> [Exercise] Copy each line below exactly and leave the pictures out.

> [Data for the task]
....................

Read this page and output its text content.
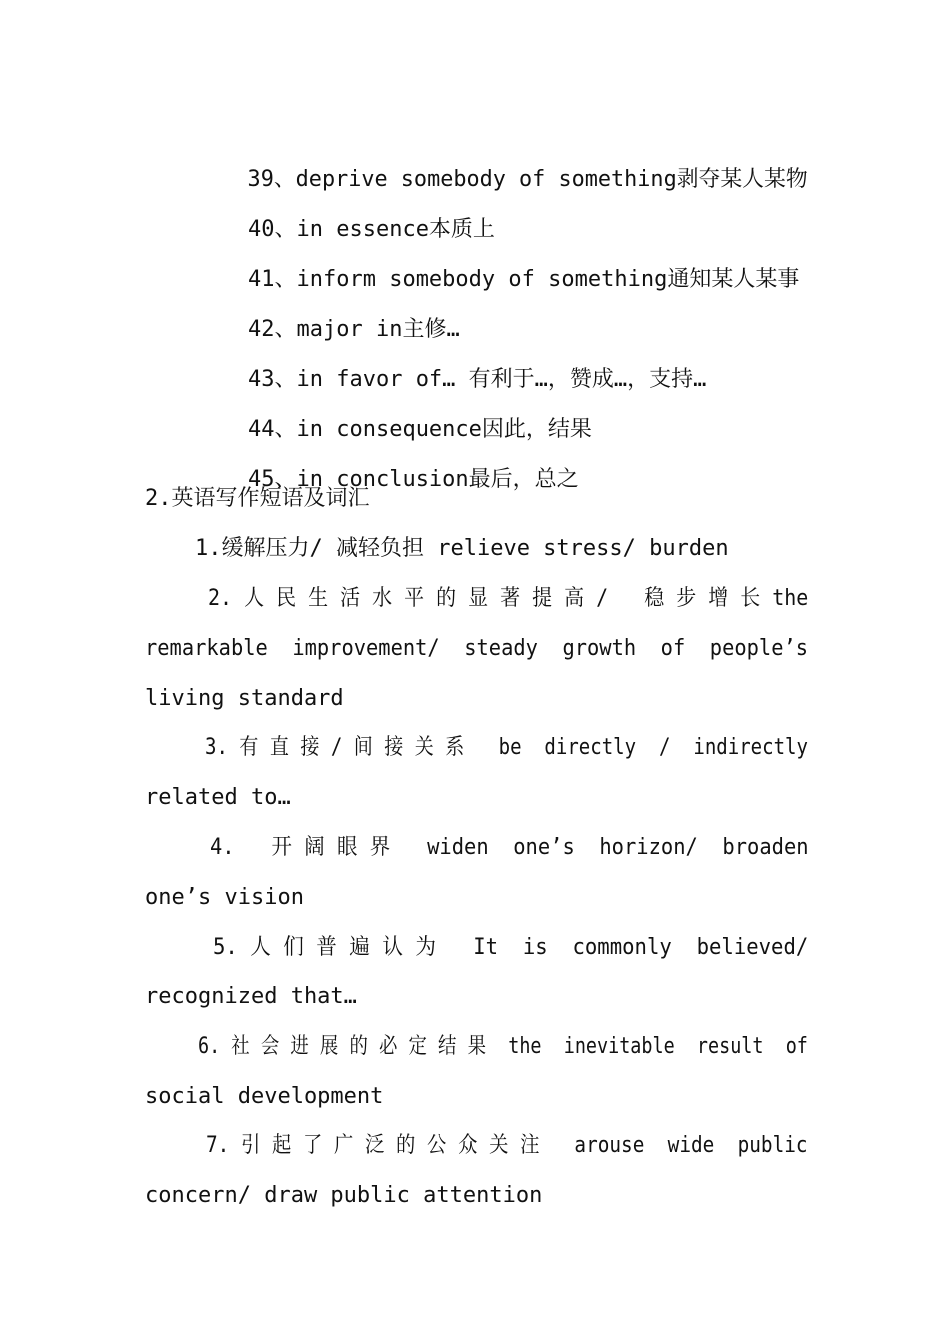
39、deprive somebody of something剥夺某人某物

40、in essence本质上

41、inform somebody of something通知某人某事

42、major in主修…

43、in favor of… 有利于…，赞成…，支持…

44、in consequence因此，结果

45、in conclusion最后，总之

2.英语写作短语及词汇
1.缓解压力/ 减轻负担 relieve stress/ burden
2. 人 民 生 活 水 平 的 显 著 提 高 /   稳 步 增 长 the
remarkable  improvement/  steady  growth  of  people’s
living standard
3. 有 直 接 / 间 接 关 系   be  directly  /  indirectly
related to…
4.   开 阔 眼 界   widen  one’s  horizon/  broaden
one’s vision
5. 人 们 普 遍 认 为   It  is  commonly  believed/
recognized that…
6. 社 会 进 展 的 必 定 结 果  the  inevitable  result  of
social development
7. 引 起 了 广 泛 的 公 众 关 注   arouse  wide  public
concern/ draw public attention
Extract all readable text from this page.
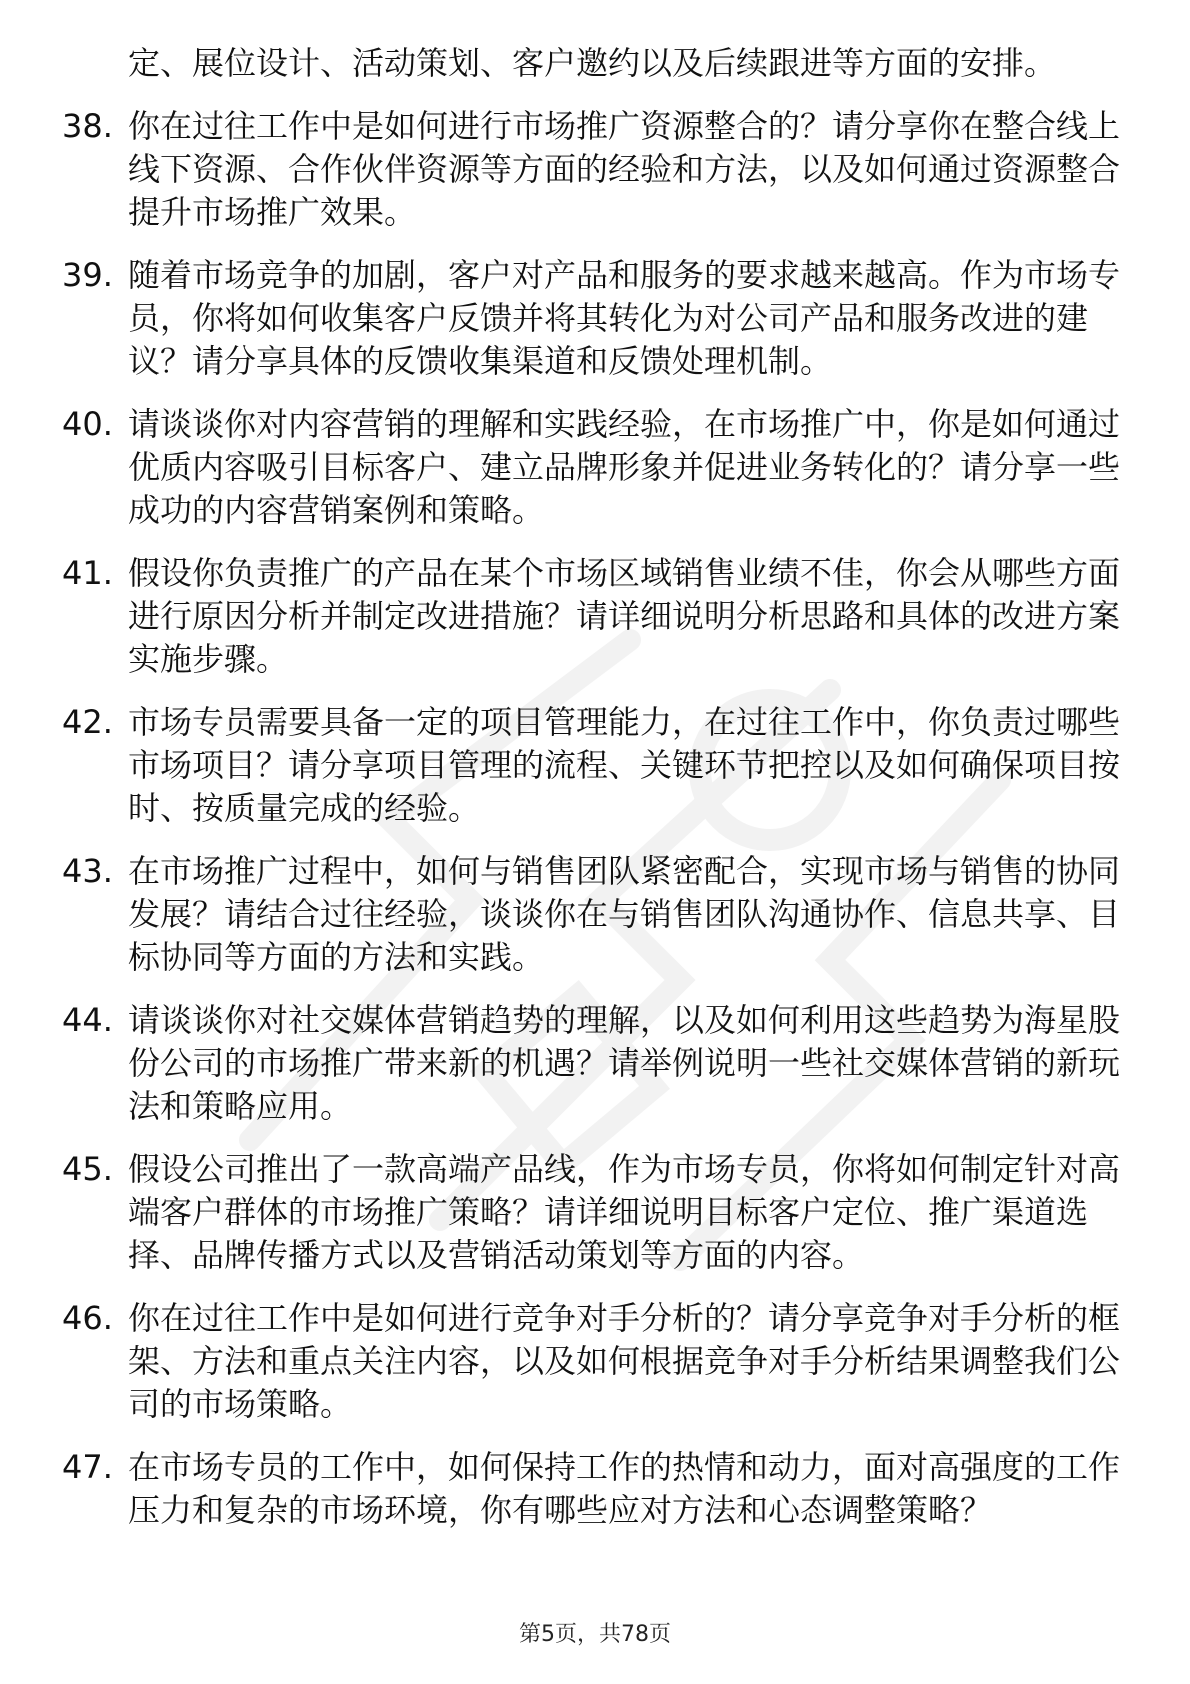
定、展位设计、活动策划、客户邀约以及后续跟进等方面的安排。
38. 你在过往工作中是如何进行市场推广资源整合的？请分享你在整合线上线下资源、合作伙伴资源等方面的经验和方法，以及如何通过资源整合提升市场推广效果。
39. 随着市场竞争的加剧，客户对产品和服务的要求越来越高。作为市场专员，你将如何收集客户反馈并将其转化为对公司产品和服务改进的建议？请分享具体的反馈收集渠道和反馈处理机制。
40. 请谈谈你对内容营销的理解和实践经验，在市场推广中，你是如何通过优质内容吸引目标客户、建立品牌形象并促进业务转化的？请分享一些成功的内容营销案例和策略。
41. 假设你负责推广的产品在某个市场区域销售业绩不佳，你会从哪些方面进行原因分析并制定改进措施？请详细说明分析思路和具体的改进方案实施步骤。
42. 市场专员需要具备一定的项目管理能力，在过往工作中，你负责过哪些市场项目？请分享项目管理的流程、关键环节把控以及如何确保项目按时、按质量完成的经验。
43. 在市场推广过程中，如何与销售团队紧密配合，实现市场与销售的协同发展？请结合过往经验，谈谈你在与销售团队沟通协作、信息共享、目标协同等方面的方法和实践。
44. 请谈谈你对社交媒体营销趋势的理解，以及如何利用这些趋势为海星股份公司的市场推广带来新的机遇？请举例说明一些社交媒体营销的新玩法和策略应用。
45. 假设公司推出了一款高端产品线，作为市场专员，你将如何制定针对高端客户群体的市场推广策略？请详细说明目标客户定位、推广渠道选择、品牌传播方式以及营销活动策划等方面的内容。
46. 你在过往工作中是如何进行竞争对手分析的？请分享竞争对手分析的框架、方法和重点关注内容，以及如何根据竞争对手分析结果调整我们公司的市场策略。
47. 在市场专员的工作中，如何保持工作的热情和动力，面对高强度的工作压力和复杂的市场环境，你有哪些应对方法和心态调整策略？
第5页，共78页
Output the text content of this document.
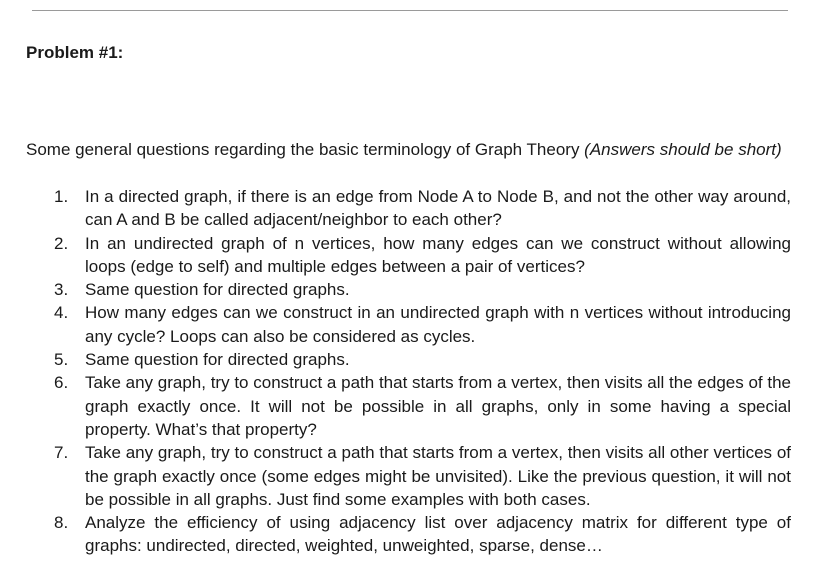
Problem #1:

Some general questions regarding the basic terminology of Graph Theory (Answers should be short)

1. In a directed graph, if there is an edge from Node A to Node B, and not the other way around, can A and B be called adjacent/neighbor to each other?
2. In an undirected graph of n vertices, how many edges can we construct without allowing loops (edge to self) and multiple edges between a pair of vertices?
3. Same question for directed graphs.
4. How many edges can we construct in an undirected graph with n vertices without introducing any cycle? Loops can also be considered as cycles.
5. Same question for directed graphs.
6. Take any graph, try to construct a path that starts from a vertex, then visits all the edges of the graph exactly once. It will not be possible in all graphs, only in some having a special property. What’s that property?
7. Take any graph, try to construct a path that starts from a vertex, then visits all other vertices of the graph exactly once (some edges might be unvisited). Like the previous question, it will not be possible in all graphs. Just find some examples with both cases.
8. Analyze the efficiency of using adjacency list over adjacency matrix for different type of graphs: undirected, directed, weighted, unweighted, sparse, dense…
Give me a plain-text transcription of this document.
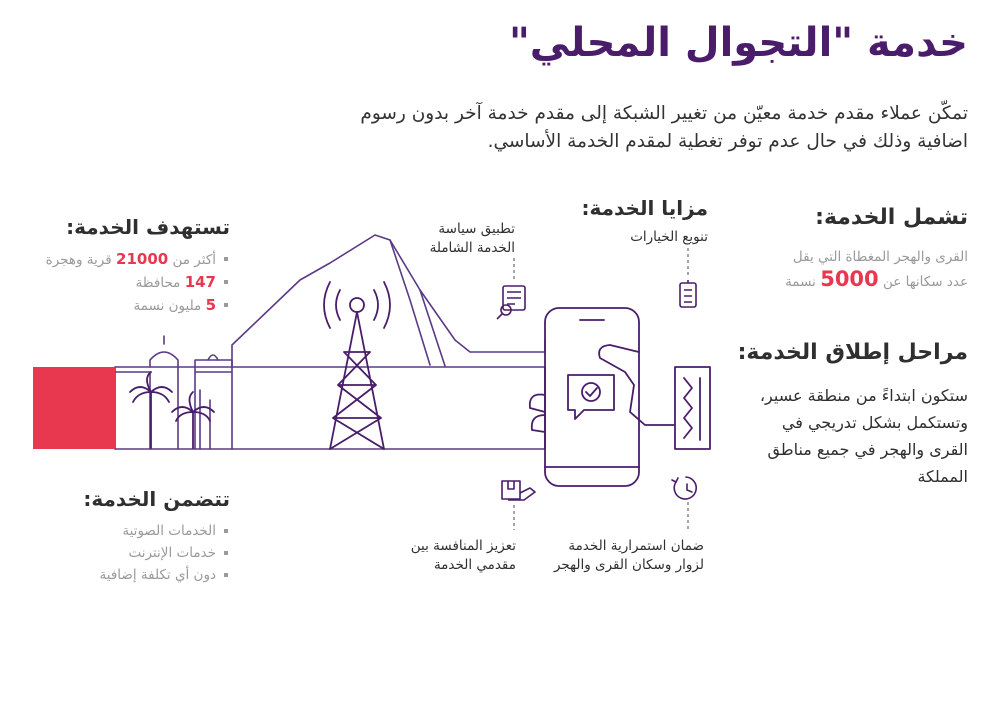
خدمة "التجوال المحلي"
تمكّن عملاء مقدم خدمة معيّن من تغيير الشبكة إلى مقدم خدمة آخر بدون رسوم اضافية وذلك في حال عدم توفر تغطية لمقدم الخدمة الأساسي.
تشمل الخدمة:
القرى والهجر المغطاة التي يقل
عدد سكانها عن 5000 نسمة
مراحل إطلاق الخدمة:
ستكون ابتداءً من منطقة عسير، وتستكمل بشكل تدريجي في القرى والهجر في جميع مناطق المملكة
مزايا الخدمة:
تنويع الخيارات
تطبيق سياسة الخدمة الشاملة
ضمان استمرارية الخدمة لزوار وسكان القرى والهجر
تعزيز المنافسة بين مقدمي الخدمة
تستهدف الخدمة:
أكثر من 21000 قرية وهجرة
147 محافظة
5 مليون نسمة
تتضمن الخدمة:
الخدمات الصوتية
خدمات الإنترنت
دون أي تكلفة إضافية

....................

> [Problem solution]
Read this page and output its text content.
39、deprive somebody of something剥夺某人某物

40、in essence本质上

41、inform somebody of something通知某人某事

42、major in主修…

43、in favor of… 有利于…，赞成…，支持…

44、in consequence因此，结果

45、in conclusion最后，总之

2.英语写作短语及词汇
1.缓解压力/ 减轻负担 relieve stress/ burden
2. 人 民 生 活 水 平 的 显 著 提 高 /   稳 步 增 长 the
remarkable  improvement/  steady  growth  of  people’s
living standard
3. 有 直 接 / 间 接 关 系   be  directly  /  indirectly
related to…
4.   开 阔 眼 界   widen  one’s  horizon/  broaden
one’s vision
5. 人 们 普 遍 认 为   It  is  commonly  believed/
recognized that…
6. 社 会 进 展 的 必 定 结 果  the  inevitable  result  of
social development
7. 引 起 了 广 泛 的 公 众 关 注   arouse  wide  public
concern/ draw public attention
Extract all readable text from this page.
定、展位设计、活动策划、客户邀约以及后续跟进等方面的安排。
38. 你在过往工作中是如何进行市场推广资源整合的？请分享你在整合线上线下资源、合作伙伴资源等方面的经验和方法，以及如何通过资源整合提升市场推广效果。
39. 随着市场竞争的加剧，客户对产品和服务的要求越来越高。作为市场专员，你将如何收集客户反馈并将其转化为对公司产品和服务改进的建议？请分享具体的反馈收集渠道和反馈处理机制。
40. 请谈谈你对内容营销的理解和实践经验，在市场推广中，你是如何通过优质内容吸引目标客户、建立品牌形象并促进业务转化的？请分享一些成功的内容营销案例和策略。
41. 假设你负责推广的产品在某个市场区域销售业绩不佳，你会从哪些方面进行原因分析并制定改进措施？请详细说明分析思路和具体的改进方案实施步骤。
42. 市场专员需要具备一定的项目管理能力，在过往工作中，你负责过哪些市场项目？请分享项目管理的流程、关键环节把控以及如何确保项目按时、按质量完成的经验。
43. 在市场推广过程中，如何与销售团队紧密配合，实现市场与销售的协同发展？请结合过往经验，谈谈你在与销售团队沟通协作、信息共享、目标协同等方面的方法和实践。
44. 请谈谈你对社交媒体营销趋势的理解，以及如何利用这些趋势为海星股份公司的市场推广带来新的机遇？请举例说明一些社交媒体营销的新玩法和策略应用。
45. 假设公司推出了一款高端产品线，作为市场专员，你将如何制定针对高端客户群体的市场推广策略？请详细说明目标客户定位、推广渠道选择、品牌传播方式以及营销活动策划等方面的内容。
46. 你在过往工作中是如何进行竞争对手分析的？请分享竞争对手分析的框架、方法和重点关注内容，以及如何根据竞争对手分析结果调整我们公司的市场策略。
47. 在市场专员的工作中，如何保持工作的热情和动力，面对高强度的工作压力和复杂的市场环境，你有哪些应对方法和心态调整策略？
第5页，共78页
Output the text content of this document.
Problem #1:

Some general questions regarding the basic terminology of Graph Theory (Answers should be short)

1. In a directed graph, if there is an edge from Node A to Node B, and not the other way around, can A and B be called adjacent/neighbor to each other?
2. In an undirected graph of n vertices, how many edges can we construct without allowing loops (edge to self) and multiple edges between a pair of vertices?
3. Same question for directed graphs.
4. How many edges can we construct in an undirected graph with n vertices without introducing any cycle? Loops can also be considered as cycles.
5. Same question for directed graphs.
6. Take any graph, try to construct a path that starts from a vertex, then visits all the edges of the graph exactly once. It will not be possible in all graphs, only in some having a special property. What’s that property?
7. Take any graph, try to construct a path that starts from a vertex, then visits all other vertices of the graph exactly once (some edges might be unvisited). Like the previous question, it will not be possible in all graphs. Just find some examples with both cases.
8. Analyze the efficiency of using adjacency list over adjacency matrix for different type of graphs: undirected, directed, weighted, unweighted, sparse, dense…
Give me a plain-text transcription of this document.
خدمة "التجوال المحلي"
تمكّن عملاء مقدم خدمة معيّن من تغيير الشبكة إلى مقدم خدمة آخر بدون رسوم اضافية وذلك في حال عدم توفر تغطية لمقدم الخدمة الأساسي.
تشمل الخدمة:
القرى والهجر المغطاة التي يقل
عدد سكانها عن 5000 نسمة
مراحل إطلاق الخدمة:
ستكون ابتداءً من منطقة عسير، وتستكمل بشكل تدريجي في القرى والهجر في جميع مناطق المملكة
مزايا الخدمة:
تنويع الخيارات
تطبيق سياسة الخدمة الشاملة
ضمان استمرارية الخدمة لزوار وسكان القرى والهجر
تعزيز المنافسة بين مقدمي الخدمة
تستهدف الخدمة:
أكثر من 21000 قرية وهجرة
147 محافظة
5 مليون نسمة
تتضمن الخدمة:
الخدمات الصوتية
خدمات الإنترنت
دون أي تكلفة إضافية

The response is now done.